EXTRACTED DATA:
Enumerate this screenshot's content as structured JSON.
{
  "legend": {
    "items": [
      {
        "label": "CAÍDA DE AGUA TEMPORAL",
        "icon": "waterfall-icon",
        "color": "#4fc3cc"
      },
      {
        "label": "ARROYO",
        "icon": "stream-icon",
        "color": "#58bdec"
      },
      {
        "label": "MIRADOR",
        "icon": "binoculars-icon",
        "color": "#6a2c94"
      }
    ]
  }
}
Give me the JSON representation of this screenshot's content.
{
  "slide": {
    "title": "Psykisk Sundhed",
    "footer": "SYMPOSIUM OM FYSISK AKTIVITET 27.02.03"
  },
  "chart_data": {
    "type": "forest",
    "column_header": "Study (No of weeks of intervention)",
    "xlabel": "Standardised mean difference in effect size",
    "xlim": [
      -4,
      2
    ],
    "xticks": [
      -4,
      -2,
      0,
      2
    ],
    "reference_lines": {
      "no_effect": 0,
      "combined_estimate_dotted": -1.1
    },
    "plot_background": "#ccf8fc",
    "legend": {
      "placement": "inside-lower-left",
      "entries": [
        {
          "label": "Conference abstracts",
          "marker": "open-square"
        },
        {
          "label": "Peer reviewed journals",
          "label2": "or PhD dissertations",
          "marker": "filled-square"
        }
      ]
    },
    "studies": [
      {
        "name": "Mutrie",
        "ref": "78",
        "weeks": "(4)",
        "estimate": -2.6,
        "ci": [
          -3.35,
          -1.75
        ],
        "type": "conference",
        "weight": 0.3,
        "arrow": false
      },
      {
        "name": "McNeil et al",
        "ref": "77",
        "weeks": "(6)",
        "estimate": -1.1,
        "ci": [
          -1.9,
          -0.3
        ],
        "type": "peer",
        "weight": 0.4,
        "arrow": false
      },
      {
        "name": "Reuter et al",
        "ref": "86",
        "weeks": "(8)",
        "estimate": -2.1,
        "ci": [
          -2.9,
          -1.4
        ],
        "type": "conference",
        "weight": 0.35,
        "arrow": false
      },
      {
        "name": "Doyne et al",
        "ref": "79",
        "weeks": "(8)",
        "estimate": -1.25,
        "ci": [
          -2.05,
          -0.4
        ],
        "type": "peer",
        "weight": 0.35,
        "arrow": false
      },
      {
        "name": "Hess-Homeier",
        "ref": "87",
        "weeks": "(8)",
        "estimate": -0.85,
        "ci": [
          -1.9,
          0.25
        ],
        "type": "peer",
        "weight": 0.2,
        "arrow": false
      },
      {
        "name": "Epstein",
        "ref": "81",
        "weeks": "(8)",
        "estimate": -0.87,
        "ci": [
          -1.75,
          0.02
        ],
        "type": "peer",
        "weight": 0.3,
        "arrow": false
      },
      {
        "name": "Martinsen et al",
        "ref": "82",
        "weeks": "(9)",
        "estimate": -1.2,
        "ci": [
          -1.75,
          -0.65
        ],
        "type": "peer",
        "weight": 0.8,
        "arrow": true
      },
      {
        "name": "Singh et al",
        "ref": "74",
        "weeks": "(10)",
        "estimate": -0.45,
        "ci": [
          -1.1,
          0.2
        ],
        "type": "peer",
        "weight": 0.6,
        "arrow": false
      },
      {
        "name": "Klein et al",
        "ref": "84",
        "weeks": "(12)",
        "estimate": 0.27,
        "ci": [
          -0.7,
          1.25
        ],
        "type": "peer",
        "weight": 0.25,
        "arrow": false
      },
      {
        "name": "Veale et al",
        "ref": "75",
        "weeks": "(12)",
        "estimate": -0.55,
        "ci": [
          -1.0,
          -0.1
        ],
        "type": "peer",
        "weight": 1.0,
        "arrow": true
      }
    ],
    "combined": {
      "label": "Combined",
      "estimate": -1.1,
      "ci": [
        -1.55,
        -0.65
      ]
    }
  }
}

YOUR GOAL:
Track down every line holding the string "JSON" and copy it.

TASK OUTPUT:
Enumerate this screenshot's content as structured JSON.
Give me the JSON representation of this screenshot's content.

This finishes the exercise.